WHAT NEEDS TO BE DONE:
Among the records that follow, count the lines with the string "vase"; report only that count.

++++

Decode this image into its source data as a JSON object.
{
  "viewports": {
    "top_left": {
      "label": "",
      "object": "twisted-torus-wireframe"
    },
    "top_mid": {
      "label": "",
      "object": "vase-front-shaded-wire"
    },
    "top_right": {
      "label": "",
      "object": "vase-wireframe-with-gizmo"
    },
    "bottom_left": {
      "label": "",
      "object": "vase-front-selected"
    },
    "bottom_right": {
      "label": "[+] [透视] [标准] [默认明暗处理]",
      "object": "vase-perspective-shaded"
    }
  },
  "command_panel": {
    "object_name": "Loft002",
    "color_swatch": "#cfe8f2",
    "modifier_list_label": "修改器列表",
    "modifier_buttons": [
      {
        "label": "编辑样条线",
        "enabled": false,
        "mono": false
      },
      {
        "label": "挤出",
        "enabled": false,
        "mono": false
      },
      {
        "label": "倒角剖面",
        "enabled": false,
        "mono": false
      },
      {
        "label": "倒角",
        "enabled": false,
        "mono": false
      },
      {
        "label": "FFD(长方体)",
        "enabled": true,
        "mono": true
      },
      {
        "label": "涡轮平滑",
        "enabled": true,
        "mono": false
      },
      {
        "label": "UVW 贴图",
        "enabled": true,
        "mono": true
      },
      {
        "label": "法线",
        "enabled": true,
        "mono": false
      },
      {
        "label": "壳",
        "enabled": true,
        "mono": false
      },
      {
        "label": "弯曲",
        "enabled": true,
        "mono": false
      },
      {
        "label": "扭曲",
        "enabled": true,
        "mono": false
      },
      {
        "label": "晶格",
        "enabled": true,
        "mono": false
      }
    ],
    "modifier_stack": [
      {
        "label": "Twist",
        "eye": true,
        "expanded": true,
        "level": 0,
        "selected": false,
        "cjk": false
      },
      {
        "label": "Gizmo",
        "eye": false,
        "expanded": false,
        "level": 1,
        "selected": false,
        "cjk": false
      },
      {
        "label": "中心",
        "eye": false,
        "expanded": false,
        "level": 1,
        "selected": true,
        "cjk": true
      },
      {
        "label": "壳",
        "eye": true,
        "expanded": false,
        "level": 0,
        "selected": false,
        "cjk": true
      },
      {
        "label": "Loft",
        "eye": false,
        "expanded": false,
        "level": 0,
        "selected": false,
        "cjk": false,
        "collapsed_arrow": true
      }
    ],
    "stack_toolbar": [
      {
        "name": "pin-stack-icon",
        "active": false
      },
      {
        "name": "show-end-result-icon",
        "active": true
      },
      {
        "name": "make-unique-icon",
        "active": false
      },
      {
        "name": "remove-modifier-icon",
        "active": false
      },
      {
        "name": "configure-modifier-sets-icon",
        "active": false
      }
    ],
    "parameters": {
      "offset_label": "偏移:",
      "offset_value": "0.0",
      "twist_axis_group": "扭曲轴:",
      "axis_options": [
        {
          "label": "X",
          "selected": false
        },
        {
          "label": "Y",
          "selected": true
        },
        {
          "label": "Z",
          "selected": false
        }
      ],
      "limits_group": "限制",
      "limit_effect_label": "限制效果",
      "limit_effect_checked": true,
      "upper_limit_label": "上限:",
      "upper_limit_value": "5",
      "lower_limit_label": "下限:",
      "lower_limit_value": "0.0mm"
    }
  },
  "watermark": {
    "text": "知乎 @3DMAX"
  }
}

++++

THE COMPLETED TASK:
4